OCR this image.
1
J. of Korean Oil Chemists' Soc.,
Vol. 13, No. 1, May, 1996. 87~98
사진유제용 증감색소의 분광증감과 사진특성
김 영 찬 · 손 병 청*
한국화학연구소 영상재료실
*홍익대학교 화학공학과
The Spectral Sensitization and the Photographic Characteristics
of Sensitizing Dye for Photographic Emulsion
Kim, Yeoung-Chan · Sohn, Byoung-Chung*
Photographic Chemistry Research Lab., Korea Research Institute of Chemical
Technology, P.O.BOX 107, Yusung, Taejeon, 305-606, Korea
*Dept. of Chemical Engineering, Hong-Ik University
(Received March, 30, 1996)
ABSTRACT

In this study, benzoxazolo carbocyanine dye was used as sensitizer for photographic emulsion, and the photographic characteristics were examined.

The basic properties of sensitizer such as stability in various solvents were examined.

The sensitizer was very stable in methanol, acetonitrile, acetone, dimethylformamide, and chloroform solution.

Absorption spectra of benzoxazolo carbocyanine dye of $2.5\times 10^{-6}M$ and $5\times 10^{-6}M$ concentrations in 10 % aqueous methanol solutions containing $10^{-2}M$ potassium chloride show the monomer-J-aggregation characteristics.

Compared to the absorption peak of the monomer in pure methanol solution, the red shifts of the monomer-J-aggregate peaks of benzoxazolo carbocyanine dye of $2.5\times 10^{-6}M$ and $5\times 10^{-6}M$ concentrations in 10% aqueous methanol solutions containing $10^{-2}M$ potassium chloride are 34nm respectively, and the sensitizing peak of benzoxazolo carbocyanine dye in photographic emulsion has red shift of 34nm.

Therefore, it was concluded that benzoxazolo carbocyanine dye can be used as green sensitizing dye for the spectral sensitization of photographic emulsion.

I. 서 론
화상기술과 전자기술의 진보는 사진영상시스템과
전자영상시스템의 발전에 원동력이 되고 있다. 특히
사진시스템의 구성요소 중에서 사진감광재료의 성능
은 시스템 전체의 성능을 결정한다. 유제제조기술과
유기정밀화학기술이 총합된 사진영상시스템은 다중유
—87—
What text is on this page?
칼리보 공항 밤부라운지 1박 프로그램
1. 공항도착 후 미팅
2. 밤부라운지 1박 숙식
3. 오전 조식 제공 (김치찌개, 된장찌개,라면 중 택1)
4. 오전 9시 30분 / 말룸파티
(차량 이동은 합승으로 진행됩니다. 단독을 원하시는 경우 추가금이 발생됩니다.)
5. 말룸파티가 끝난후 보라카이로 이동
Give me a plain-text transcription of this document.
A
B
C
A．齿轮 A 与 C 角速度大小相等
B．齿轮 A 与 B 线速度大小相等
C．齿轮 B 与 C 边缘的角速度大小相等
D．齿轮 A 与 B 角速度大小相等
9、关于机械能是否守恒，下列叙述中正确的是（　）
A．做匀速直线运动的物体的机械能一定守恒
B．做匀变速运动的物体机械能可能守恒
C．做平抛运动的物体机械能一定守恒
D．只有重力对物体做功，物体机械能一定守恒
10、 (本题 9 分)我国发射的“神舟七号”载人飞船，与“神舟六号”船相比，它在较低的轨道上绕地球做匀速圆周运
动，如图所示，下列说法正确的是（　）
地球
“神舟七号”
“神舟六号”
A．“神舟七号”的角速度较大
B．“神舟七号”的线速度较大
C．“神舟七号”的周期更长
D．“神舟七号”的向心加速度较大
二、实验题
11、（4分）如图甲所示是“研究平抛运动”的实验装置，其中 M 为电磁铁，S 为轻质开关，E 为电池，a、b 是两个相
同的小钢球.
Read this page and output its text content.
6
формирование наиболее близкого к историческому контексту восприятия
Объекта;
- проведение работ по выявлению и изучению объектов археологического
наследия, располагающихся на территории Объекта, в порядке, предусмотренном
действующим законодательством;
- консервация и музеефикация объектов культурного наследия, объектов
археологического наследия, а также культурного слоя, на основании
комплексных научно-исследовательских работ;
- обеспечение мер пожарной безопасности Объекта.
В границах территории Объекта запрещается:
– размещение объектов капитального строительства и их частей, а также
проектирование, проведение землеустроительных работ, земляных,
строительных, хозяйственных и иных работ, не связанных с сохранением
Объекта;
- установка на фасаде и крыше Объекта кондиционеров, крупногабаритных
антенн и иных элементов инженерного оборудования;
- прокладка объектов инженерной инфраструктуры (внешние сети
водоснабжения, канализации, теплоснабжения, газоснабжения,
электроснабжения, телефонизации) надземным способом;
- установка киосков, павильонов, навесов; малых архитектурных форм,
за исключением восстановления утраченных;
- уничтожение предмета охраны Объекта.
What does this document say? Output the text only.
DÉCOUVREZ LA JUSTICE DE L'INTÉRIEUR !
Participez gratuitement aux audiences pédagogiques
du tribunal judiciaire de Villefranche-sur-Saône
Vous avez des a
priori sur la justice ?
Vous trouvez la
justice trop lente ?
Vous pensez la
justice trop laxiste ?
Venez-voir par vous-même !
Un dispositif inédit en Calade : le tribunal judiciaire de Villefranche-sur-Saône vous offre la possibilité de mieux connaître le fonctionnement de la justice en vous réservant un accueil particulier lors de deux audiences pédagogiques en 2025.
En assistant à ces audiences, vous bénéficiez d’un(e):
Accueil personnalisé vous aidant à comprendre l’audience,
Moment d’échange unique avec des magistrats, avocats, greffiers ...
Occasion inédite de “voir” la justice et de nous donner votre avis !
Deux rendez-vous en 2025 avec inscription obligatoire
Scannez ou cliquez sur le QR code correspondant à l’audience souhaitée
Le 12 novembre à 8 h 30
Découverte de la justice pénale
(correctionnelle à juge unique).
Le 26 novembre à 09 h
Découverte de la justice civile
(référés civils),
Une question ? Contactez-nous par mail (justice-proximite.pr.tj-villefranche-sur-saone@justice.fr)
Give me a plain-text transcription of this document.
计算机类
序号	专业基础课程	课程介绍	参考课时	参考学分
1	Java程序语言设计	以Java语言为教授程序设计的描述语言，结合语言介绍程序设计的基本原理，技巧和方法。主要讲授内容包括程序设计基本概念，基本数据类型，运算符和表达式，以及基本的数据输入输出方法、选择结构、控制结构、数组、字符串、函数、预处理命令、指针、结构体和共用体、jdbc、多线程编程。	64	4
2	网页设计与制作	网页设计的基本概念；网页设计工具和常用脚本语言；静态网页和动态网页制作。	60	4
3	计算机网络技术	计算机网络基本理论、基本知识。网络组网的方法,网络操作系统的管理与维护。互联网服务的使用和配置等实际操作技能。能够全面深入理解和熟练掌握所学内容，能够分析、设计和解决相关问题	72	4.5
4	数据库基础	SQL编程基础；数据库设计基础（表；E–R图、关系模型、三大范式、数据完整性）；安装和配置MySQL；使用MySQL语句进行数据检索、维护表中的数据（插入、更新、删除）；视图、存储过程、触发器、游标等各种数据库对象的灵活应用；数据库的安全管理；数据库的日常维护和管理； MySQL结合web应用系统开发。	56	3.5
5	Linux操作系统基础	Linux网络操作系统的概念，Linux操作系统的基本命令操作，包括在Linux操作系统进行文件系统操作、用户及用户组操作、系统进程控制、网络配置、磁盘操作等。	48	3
========================================
» **What the exercise asks**: State how many lines of the listing above include the word "nous". Give nothing but the number.

» **Answer below**: 2